##### INPUT #####

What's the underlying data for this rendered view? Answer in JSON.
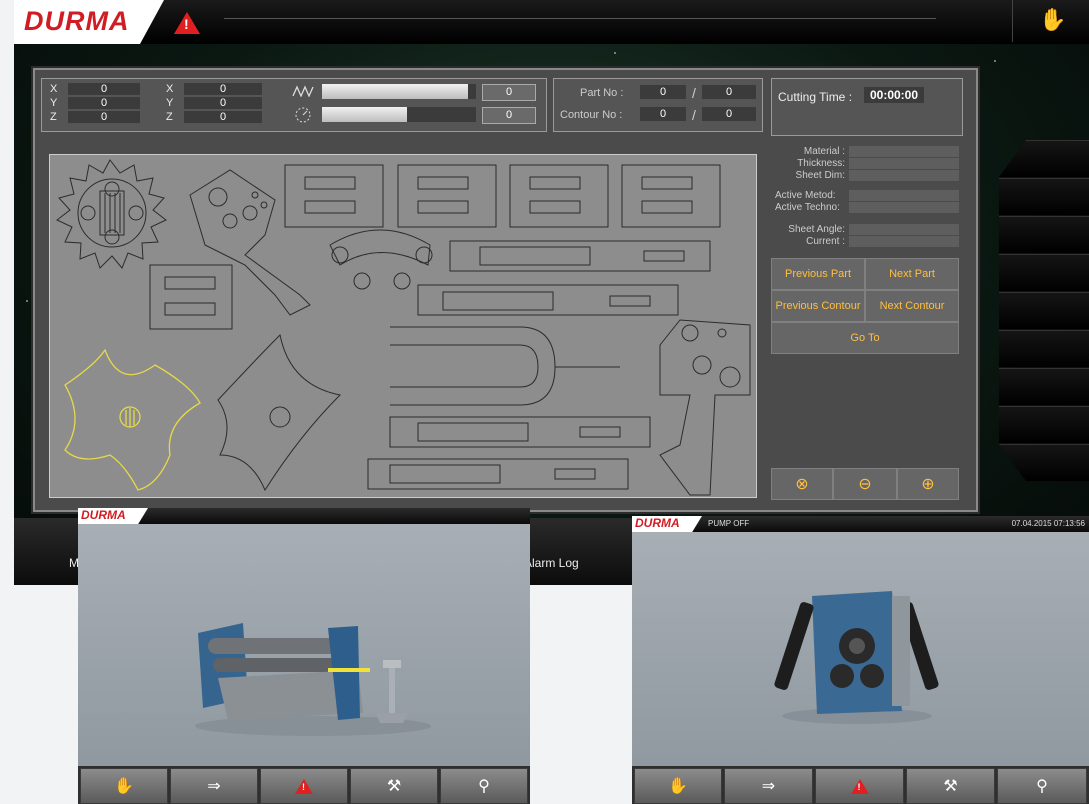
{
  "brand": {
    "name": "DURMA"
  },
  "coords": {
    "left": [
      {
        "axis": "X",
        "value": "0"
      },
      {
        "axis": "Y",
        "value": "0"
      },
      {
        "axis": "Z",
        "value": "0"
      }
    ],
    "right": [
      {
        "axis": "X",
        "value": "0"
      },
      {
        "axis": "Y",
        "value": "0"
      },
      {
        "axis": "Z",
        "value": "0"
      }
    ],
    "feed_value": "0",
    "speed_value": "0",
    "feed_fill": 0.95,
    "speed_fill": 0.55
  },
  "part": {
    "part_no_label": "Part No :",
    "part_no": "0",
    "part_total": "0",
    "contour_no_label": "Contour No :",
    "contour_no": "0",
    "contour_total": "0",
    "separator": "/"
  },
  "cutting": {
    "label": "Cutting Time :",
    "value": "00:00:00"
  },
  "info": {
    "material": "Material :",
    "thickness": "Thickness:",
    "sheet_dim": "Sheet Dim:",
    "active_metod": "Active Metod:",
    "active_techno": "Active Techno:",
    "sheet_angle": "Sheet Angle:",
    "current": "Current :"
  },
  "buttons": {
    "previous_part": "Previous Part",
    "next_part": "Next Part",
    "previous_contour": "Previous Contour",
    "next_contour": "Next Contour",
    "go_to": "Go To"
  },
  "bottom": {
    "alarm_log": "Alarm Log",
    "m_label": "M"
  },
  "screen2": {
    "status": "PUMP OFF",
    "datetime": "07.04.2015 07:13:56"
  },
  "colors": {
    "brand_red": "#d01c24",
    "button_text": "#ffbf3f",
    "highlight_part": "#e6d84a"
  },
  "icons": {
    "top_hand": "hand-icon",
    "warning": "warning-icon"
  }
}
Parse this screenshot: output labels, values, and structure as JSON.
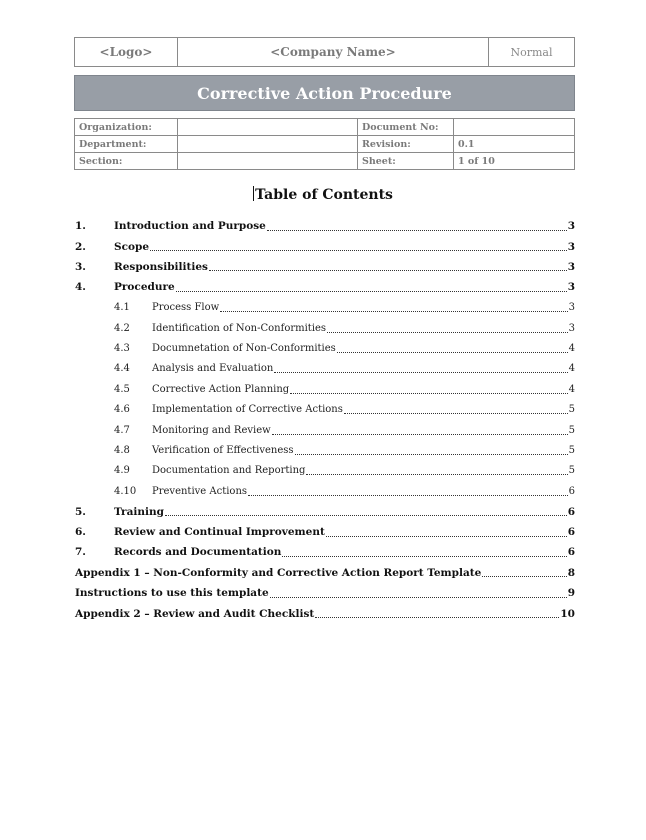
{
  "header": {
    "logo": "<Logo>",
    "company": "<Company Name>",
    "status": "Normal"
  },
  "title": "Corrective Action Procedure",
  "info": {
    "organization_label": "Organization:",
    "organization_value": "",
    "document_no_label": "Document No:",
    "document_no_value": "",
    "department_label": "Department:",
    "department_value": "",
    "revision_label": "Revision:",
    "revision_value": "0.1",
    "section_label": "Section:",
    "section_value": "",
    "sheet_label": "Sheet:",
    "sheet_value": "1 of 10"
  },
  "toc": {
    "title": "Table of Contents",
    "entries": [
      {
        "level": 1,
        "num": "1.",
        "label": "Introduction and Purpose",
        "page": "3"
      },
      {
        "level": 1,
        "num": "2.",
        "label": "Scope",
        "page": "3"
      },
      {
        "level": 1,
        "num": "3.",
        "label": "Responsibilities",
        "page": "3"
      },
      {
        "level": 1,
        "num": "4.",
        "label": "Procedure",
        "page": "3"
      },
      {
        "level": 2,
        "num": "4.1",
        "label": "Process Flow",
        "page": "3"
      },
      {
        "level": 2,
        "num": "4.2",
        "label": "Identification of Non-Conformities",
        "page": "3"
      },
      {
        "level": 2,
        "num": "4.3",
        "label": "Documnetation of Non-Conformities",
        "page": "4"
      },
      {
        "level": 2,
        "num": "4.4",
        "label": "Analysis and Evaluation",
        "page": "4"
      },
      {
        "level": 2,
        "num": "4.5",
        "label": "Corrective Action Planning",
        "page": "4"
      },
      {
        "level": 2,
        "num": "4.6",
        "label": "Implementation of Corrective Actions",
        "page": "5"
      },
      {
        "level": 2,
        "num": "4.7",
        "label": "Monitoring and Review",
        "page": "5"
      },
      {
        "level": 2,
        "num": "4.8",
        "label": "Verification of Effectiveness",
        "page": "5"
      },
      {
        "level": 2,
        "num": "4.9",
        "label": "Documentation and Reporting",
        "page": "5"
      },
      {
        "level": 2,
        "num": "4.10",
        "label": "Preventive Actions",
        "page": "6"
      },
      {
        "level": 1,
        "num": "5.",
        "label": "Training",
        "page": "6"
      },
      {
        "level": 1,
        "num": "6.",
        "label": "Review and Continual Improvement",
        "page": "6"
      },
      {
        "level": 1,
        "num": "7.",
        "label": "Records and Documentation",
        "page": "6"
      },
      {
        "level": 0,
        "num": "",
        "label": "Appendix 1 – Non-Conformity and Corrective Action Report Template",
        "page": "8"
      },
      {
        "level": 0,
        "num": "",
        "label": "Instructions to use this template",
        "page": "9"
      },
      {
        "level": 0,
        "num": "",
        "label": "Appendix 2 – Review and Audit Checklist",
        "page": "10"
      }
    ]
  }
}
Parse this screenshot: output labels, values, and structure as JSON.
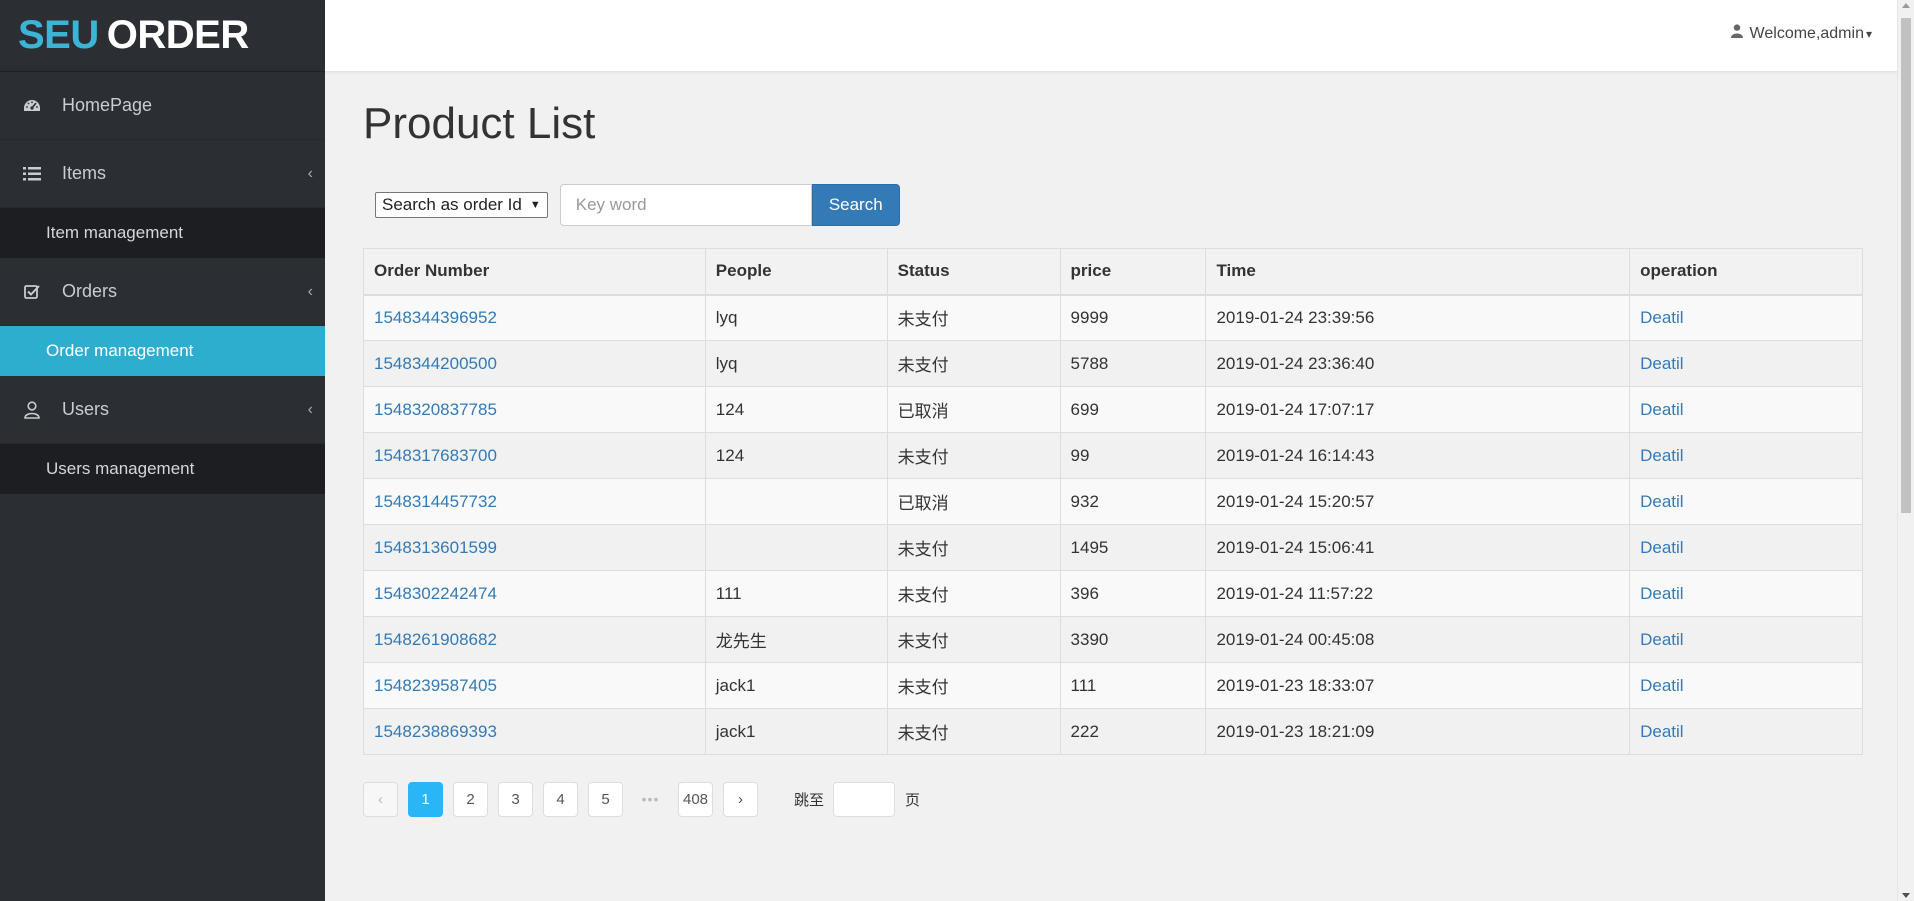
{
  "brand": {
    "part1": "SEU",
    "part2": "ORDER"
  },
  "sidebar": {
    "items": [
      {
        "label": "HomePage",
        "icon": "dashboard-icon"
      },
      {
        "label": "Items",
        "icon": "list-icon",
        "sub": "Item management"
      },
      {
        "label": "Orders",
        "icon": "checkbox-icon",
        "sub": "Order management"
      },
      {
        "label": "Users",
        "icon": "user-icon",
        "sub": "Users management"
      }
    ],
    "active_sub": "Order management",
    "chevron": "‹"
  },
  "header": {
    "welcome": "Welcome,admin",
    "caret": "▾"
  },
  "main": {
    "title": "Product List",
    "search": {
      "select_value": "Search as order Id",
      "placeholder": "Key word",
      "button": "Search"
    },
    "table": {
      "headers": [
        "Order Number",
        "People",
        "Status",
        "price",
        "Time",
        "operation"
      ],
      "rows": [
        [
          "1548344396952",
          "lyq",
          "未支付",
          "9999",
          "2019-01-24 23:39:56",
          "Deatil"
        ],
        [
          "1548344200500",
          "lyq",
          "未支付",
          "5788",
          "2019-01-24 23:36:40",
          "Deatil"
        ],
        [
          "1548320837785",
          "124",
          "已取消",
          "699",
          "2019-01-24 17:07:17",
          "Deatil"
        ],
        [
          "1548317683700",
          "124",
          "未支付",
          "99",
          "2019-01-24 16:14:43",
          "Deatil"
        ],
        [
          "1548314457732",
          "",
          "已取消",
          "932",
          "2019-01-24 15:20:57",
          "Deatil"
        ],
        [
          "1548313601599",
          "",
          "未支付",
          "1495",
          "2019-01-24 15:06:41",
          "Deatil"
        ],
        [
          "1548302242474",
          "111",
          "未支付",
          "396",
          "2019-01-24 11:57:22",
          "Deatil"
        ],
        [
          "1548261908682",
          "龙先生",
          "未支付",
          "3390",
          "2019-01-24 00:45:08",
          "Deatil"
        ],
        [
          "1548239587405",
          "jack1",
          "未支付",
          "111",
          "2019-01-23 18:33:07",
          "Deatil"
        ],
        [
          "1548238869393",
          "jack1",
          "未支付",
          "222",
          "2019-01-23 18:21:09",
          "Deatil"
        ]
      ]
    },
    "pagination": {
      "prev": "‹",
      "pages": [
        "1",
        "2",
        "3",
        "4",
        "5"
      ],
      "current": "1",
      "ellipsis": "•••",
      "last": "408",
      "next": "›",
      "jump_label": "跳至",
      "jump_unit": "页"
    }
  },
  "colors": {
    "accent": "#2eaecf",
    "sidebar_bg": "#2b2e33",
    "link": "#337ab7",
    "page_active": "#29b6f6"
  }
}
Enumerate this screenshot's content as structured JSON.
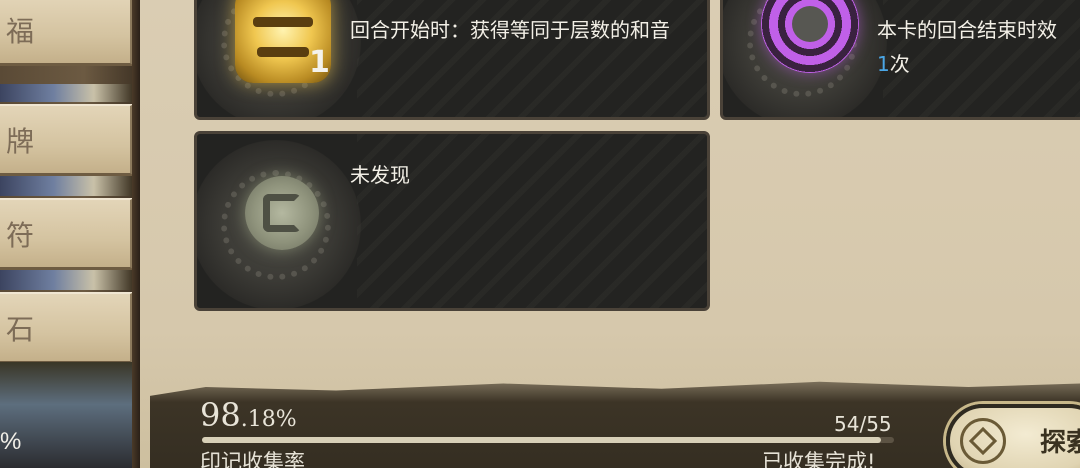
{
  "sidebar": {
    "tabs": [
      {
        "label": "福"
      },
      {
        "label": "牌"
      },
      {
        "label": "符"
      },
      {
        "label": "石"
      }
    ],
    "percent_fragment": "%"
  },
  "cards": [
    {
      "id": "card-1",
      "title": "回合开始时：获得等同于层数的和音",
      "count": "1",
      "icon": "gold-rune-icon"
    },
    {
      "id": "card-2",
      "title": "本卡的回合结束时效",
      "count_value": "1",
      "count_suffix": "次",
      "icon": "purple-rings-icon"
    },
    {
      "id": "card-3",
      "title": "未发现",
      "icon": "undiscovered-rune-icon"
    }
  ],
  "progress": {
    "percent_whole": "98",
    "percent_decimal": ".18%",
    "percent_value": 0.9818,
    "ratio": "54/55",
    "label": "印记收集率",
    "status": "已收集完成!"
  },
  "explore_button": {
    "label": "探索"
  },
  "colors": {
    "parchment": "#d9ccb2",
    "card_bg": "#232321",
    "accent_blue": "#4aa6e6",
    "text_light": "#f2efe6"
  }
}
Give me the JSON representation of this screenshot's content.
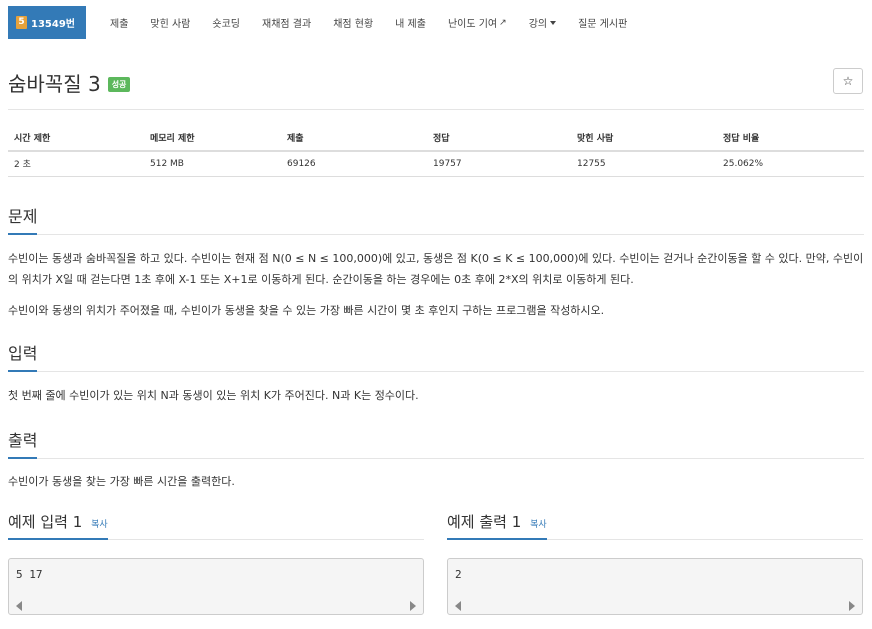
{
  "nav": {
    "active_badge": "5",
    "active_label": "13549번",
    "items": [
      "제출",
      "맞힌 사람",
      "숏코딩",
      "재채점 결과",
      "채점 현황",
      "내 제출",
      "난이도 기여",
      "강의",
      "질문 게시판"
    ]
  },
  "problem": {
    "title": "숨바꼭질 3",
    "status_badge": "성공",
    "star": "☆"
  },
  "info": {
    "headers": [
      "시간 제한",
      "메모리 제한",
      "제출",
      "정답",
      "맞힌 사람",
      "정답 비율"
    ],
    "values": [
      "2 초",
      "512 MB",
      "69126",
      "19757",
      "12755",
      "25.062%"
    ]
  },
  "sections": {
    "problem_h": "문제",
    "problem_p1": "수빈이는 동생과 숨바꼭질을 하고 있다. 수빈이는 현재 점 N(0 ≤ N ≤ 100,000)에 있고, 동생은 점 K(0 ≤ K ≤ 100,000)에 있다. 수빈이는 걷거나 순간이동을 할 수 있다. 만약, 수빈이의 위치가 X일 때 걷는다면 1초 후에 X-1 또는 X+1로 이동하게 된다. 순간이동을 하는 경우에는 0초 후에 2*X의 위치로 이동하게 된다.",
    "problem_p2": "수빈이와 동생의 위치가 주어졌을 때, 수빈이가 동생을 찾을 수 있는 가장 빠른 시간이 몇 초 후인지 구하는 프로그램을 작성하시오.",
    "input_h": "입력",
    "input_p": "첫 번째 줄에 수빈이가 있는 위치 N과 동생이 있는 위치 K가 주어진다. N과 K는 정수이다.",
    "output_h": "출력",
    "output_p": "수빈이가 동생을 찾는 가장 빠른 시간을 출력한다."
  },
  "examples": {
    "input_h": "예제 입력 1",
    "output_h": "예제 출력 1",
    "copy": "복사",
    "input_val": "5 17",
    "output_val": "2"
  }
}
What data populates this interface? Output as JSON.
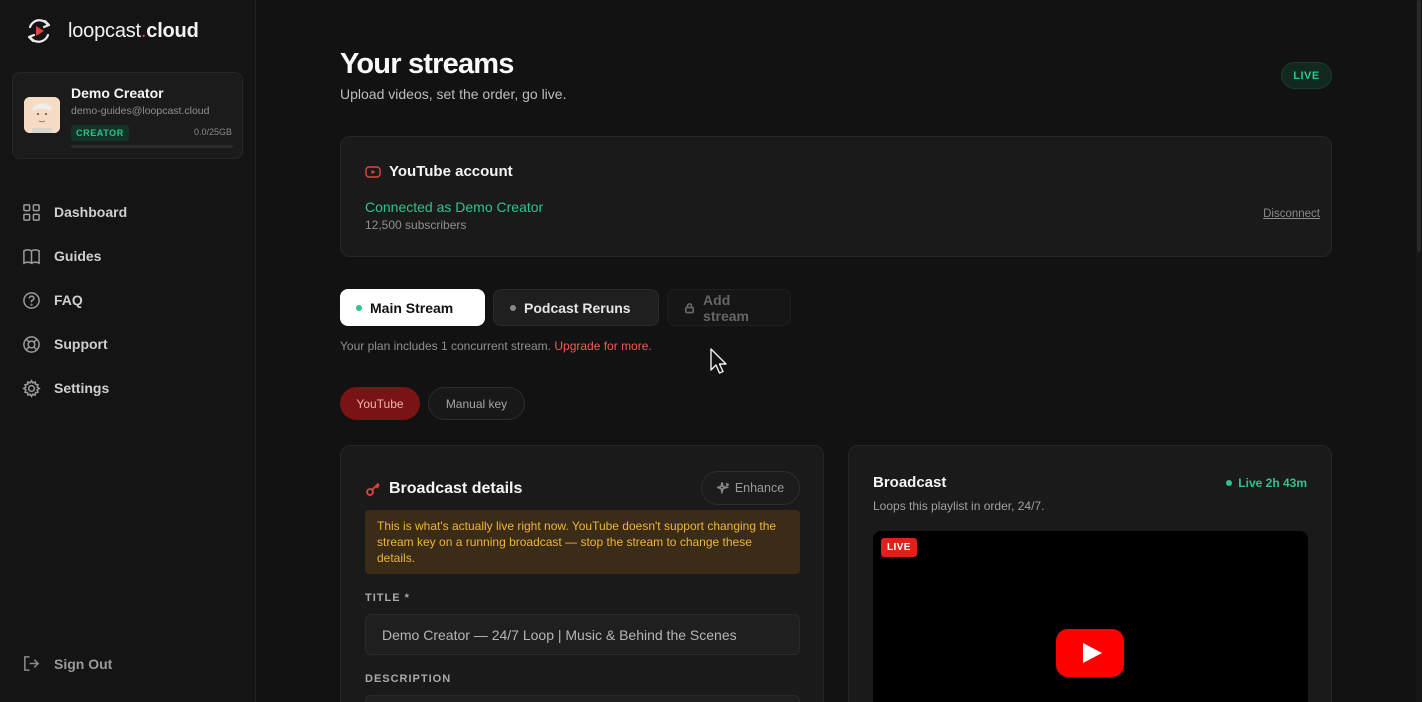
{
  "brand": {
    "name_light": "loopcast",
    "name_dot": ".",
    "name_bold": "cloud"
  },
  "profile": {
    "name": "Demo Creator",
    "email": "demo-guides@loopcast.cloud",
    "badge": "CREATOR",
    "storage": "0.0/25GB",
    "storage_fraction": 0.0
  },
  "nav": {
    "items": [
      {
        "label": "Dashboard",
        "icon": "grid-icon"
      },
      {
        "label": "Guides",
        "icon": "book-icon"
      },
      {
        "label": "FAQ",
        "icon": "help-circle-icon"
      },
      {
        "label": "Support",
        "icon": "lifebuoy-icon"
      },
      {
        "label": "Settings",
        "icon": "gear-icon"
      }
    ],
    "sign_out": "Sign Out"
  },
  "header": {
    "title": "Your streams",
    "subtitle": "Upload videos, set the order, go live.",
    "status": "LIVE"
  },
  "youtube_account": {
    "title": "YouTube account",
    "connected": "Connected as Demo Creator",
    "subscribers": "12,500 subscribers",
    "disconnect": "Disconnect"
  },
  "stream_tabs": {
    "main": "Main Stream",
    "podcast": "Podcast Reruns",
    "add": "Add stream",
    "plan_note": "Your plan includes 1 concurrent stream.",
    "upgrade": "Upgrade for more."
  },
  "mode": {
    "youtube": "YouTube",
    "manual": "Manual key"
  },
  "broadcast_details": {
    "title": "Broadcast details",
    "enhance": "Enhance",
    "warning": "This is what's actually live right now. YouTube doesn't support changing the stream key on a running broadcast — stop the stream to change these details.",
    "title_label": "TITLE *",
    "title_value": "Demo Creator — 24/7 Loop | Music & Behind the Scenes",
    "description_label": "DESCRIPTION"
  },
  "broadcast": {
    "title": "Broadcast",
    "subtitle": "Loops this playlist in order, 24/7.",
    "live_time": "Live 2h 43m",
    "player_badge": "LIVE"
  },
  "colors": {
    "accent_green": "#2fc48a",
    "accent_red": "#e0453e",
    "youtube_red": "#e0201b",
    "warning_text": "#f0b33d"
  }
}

#####

__GIVEN TASK__
Where a line in the material contains "JSON", copy that line.

__TASK ANSWER__
What's the underlying data for this rendered view? Answer in JSON.
Parse this screenshot: output labels, values, and structure as JSON.
Parse this screenshot: output labels, values, and structure as JSON.
Enumerate this screenshot's content as structured JSON.
Give me the JSON representation of this screenshot's content.
What data populates this interface? Output as JSON.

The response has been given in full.